• [GIVEN ENTRIES]:
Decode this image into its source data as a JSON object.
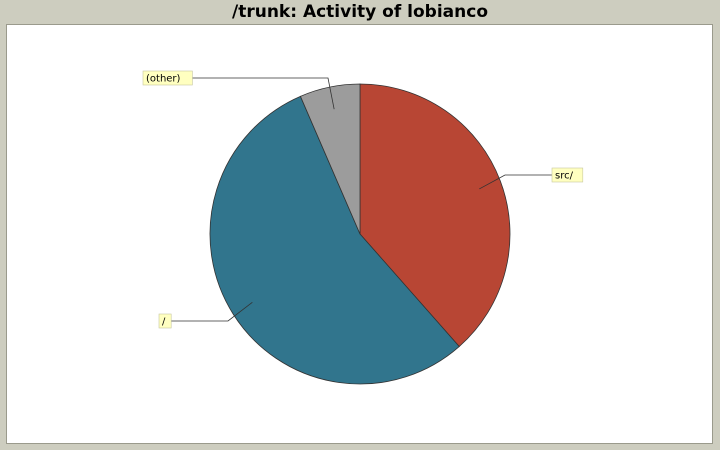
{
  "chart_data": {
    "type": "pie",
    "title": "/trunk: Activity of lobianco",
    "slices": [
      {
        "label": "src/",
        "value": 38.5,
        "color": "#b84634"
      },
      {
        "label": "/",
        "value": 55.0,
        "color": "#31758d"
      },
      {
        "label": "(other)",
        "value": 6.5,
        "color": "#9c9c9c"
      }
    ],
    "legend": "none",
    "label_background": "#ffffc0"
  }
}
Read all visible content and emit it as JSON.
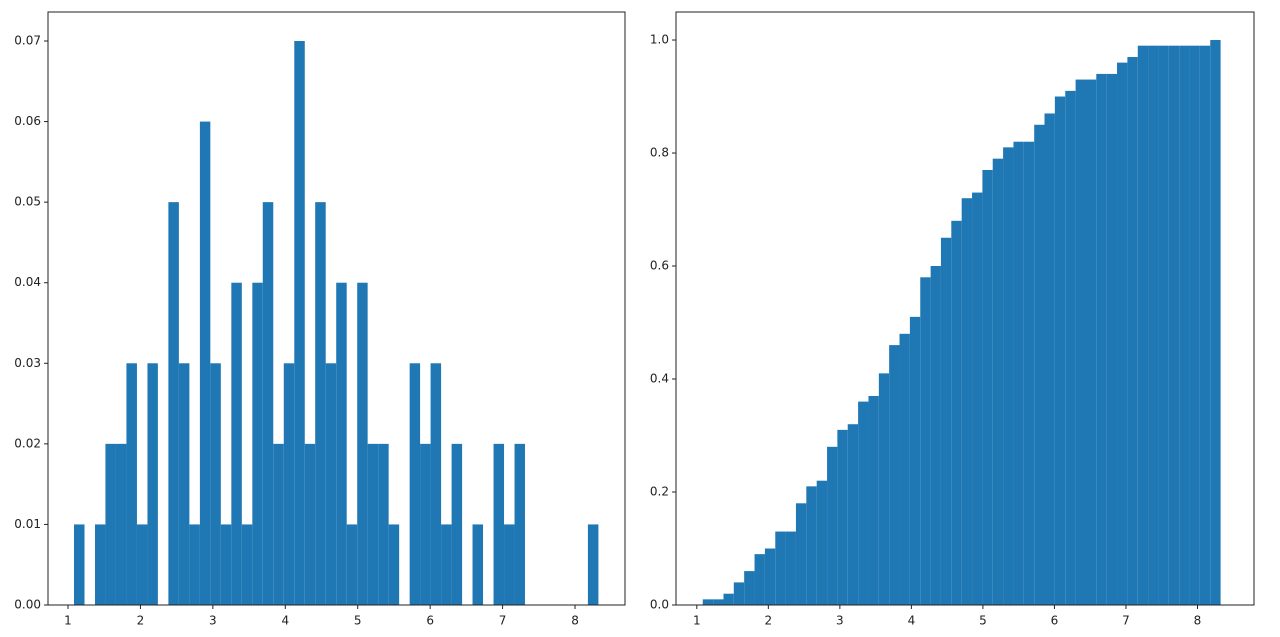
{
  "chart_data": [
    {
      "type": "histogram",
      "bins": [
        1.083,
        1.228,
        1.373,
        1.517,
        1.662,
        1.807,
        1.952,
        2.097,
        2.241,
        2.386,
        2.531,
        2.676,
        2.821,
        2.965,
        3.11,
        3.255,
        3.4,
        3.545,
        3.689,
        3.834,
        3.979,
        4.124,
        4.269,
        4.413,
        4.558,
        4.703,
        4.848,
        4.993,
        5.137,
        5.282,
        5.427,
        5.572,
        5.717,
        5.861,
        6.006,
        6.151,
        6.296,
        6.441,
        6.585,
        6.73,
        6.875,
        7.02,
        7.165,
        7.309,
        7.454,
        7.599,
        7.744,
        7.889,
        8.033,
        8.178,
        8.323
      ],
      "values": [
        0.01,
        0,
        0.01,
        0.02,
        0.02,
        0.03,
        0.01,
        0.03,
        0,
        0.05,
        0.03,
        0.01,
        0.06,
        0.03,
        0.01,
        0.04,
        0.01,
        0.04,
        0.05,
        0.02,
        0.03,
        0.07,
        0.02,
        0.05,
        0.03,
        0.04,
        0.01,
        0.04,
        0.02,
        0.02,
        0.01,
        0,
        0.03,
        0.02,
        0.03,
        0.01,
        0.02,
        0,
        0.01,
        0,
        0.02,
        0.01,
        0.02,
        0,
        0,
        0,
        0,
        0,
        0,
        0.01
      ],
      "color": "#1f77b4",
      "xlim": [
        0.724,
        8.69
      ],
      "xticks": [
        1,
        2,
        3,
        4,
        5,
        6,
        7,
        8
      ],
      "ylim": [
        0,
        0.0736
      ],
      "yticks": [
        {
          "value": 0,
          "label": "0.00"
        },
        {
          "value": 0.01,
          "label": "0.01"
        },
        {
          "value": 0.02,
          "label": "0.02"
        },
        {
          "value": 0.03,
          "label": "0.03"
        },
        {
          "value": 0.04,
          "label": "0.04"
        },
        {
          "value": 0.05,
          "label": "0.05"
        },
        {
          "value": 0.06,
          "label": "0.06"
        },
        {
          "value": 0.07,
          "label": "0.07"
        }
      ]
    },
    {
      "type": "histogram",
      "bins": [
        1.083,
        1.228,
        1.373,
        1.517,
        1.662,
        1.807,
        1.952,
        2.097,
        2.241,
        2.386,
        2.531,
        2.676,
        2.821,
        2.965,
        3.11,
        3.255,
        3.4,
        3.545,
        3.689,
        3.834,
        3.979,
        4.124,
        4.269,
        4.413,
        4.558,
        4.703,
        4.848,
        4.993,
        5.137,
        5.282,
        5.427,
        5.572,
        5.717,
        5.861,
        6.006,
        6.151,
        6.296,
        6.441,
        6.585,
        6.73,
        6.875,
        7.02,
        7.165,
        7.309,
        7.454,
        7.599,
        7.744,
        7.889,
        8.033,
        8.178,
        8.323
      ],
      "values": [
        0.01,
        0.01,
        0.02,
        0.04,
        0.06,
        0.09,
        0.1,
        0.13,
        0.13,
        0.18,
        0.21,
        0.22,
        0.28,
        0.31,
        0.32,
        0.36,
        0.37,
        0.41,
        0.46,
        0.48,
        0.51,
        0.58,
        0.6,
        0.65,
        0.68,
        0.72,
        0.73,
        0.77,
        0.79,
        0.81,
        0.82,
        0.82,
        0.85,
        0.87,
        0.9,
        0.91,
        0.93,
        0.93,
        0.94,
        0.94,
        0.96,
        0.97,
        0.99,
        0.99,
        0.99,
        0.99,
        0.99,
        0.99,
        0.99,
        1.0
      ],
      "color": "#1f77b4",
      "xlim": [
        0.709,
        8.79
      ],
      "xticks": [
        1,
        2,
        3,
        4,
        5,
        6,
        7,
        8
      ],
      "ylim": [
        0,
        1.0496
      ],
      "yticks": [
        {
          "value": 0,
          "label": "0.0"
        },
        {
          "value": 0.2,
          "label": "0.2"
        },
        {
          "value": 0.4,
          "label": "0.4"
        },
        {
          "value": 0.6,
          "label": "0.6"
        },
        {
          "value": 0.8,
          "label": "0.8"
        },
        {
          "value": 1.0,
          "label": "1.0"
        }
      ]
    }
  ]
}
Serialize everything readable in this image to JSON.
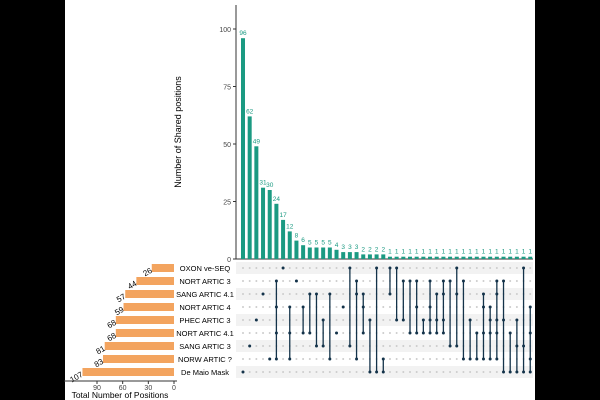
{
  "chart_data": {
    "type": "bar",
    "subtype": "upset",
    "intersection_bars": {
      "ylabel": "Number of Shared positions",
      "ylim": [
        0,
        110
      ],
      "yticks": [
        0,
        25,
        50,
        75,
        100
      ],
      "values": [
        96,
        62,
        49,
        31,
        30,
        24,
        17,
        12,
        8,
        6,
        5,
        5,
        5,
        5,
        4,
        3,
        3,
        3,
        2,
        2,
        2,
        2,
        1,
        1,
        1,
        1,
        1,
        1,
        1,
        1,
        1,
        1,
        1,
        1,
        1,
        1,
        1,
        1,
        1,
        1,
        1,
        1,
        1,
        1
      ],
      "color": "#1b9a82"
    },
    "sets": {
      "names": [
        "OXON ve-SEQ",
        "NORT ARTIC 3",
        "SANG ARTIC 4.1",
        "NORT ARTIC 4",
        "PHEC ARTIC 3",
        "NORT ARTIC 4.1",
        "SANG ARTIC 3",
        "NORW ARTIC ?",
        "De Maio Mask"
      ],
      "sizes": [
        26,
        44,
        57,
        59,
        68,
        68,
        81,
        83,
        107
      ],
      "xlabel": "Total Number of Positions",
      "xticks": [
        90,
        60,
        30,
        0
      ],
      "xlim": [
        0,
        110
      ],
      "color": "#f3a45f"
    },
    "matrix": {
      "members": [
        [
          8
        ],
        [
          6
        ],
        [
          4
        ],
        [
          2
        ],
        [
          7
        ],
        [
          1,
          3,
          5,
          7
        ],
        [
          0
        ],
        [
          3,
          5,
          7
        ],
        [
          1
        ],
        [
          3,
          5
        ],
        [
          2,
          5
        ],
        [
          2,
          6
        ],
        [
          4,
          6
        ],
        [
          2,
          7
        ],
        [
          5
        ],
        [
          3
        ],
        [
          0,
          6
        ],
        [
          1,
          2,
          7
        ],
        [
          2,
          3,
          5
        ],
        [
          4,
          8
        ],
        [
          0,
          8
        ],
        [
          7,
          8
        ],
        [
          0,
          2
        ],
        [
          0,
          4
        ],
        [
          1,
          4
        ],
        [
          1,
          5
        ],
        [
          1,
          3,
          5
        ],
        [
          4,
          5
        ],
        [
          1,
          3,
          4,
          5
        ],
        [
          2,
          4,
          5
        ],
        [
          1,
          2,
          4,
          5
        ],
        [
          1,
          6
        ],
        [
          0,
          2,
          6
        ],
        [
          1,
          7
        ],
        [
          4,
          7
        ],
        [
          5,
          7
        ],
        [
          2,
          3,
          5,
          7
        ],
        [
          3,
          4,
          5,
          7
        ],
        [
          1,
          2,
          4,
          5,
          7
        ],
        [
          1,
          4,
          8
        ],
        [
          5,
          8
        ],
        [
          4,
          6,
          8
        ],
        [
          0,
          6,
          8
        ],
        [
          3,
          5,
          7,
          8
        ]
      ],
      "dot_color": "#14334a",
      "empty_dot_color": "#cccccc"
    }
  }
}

• [REQUEST]:
Reproduce the listing above exactly, excluding all pictures.

• [THE OUTPUT]:
Decode this image into its source data as a JSON object.
{
  "chart_data": {
    "type": "pie",
    "title": "/trunk: Activity of lobianco",
    "slices": [
      {
        "label": "src/",
        "value": 38.5,
        "color": "#b84634"
      },
      {
        "label": "/",
        "value": 55.0,
        "color": "#31758d"
      },
      {
        "label": "(other)",
        "value": 6.5,
        "color": "#9c9c9c"
      }
    ],
    "legend": "none",
    "label_background": "#ffffc0"
  }
}
Read all visible content and emit it as JSON.
{
  "chart_data": [
    {
      "type": "histogram",
      "bins": [
        1.083,
        1.228,
        1.373,
        1.517,
        1.662,
        1.807,
        1.952,
        2.097,
        2.241,
        2.386,
        2.531,
        2.676,
        2.821,
        2.965,
        3.11,
        3.255,
        3.4,
        3.545,
        3.689,
        3.834,
        3.979,
        4.124,
        4.269,
        4.413,
        4.558,
        4.703,
        4.848,
        4.993,
        5.137,
        5.282,
        5.427,
        5.572,
        5.717,
        5.861,
        6.006,
        6.151,
        6.296,
        6.441,
        6.585,
        6.73,
        6.875,
        7.02,
        7.165,
        7.309,
        7.454,
        7.599,
        7.744,
        7.889,
        8.033,
        8.178,
        8.323
      ],
      "values": [
        0.01,
        0,
        0.01,
        0.02,
        0.02,
        0.03,
        0.01,
        0.03,
        0,
        0.05,
        0.03,
        0.01,
        0.06,
        0.03,
        0.01,
        0.04,
        0.01,
        0.04,
        0.05,
        0.02,
        0.03,
        0.07,
        0.02,
        0.05,
        0.03,
        0.04,
        0.01,
        0.04,
        0.02,
        0.02,
        0.01,
        0,
        0.03,
        0.02,
        0.03,
        0.01,
        0.02,
        0,
        0.01,
        0,
        0.02,
        0.01,
        0.02,
        0,
        0,
        0,
        0,
        0,
        0,
        0.01
      ],
      "color": "#1f77b4",
      "xlim": [
        0.724,
        8.69
      ],
      "xticks": [
        1,
        2,
        3,
        4,
        5,
        6,
        7,
        8
      ],
      "ylim": [
        0,
        0.0736
      ],
      "yticks": [
        {
          "value": 0,
          "label": "0.00"
        },
        {
          "value": 0.01,
          "label": "0.01"
        },
        {
          "value": 0.02,
          "label": "0.02"
        },
        {
          "value": 0.03,
          "label": "0.03"
        },
        {
          "value": 0.04,
          "label": "0.04"
        },
        {
          "value": 0.05,
          "label": "0.05"
        },
        {
          "value": 0.06,
          "label": "0.06"
        },
        {
          "value": 0.07,
          "label": "0.07"
        }
      ]
    },
    {
      "type": "histogram",
      "bins": [
        1.083,
        1.228,
        1.373,
        1.517,
        1.662,
        1.807,
        1.952,
        2.097,
        2.241,
        2.386,
        2.531,
        2.676,
        2.821,
        2.965,
        3.11,
        3.255,
        3.4,
        3.545,
        3.689,
        3.834,
        3.979,
        4.124,
        4.269,
        4.413,
        4.558,
        4.703,
        4.848,
        4.993,
        5.137,
        5.282,
        5.427,
        5.572,
        5.717,
        5.861,
        6.006,
        6.151,
        6.296,
        6.441,
        6.585,
        6.73,
        6.875,
        7.02,
        7.165,
        7.309,
        7.454,
        7.599,
        7.744,
        7.889,
        8.033,
        8.178,
        8.323
      ],
      "values": [
        0.01,
        0.01,
        0.02,
        0.04,
        0.06,
        0.09,
        0.1,
        0.13,
        0.13,
        0.18,
        0.21,
        0.22,
        0.28,
        0.31,
        0.32,
        0.36,
        0.37,
        0.41,
        0.46,
        0.48,
        0.51,
        0.58,
        0.6,
        0.65,
        0.68,
        0.72,
        0.73,
        0.77,
        0.79,
        0.81,
        0.82,
        0.82,
        0.85,
        0.87,
        0.9,
        0.91,
        0.93,
        0.93,
        0.94,
        0.94,
        0.96,
        0.97,
        0.99,
        0.99,
        0.99,
        0.99,
        0.99,
        0.99,
        0.99,
        1.0
      ],
      "color": "#1f77b4",
      "xlim": [
        0.709,
        8.79
      ],
      "xticks": [
        1,
        2,
        3,
        4,
        5,
        6,
        7,
        8
      ],
      "ylim": [
        0,
        1.0496
      ],
      "yticks": [
        {
          "value": 0,
          "label": "0.0"
        },
        {
          "value": 0.2,
          "label": "0.2"
        },
        {
          "value": 0.4,
          "label": "0.4"
        },
        {
          "value": 0.6,
          "label": "0.6"
        },
        {
          "value": 0.8,
          "label": "0.8"
        },
        {
          "value": 1.0,
          "label": "1.0"
        }
      ]
    }
  ]
}
Serialize everything readable in this image to JSON.
{
  "chart_data": {
    "type": "bar",
    "subtype": "upset",
    "intersection_bars": {
      "ylabel": "Number of Shared positions",
      "ylim": [
        0,
        110
      ],
      "yticks": [
        0,
        25,
        50,
        75,
        100
      ],
      "values": [
        96,
        62,
        49,
        31,
        30,
        24,
        17,
        12,
        8,
        6,
        5,
        5,
        5,
        5,
        4,
        3,
        3,
        3,
        2,
        2,
        2,
        2,
        1,
        1,
        1,
        1,
        1,
        1,
        1,
        1,
        1,
        1,
        1,
        1,
        1,
        1,
        1,
        1,
        1,
        1,
        1,
        1,
        1,
        1
      ],
      "color": "#1b9a82"
    },
    "sets": {
      "names": [
        "OXON ve-SEQ",
        "NORT ARTIC 3",
        "SANG ARTIC 4.1",
        "NORT ARTIC 4",
        "PHEC ARTIC 3",
        "NORT ARTIC 4.1",
        "SANG ARTIC 3",
        "NORW ARTIC ?",
        "De Maio Mask"
      ],
      "sizes": [
        26,
        44,
        57,
        59,
        68,
        68,
        81,
        83,
        107
      ],
      "xlabel": "Total Number of Positions",
      "xticks": [
        90,
        60,
        30,
        0
      ],
      "xlim": [
        0,
        110
      ],
      "color": "#f3a45f"
    },
    "matrix": {
      "members": [
        [
          8
        ],
        [
          6
        ],
        [
          4
        ],
        [
          2
        ],
        [
          7
        ],
        [
          1,
          3,
          5,
          7
        ],
        [
          0
        ],
        [
          3,
          5,
          7
        ],
        [
          1
        ],
        [
          3,
          5
        ],
        [
          2,
          5
        ],
        [
          2,
          6
        ],
        [
          4,
          6
        ],
        [
          2,
          7
        ],
        [
          5
        ],
        [
          3
        ],
        [
          0,
          6
        ],
        [
          1,
          2,
          7
        ],
        [
          2,
          3,
          5
        ],
        [
          4,
          8
        ],
        [
          0,
          8
        ],
        [
          7,
          8
        ],
        [
          0,
          2
        ],
        [
          0,
          4
        ],
        [
          1,
          4
        ],
        [
          1,
          5
        ],
        [
          1,
          3,
          5
        ],
        [
          4,
          5
        ],
        [
          1,
          3,
          4,
          5
        ],
        [
          2,
          4,
          5
        ],
        [
          1,
          2,
          4,
          5
        ],
        [
          1,
          6
        ],
        [
          0,
          2,
          6
        ],
        [
          1,
          7
        ],
        [
          4,
          7
        ],
        [
          5,
          7
        ],
        [
          2,
          3,
          5,
          7
        ],
        [
          3,
          4,
          5,
          7
        ],
        [
          1,
          2,
          4,
          5,
          7
        ],
        [
          1,
          4,
          8
        ],
        [
          5,
          8
        ],
        [
          4,
          6,
          8
        ],
        [
          0,
          6,
          8
        ],
        [
          3,
          5,
          7,
          8
        ]
      ],
      "dot_color": "#14334a",
      "empty_dot_color": "#cccccc"
    }
  }
}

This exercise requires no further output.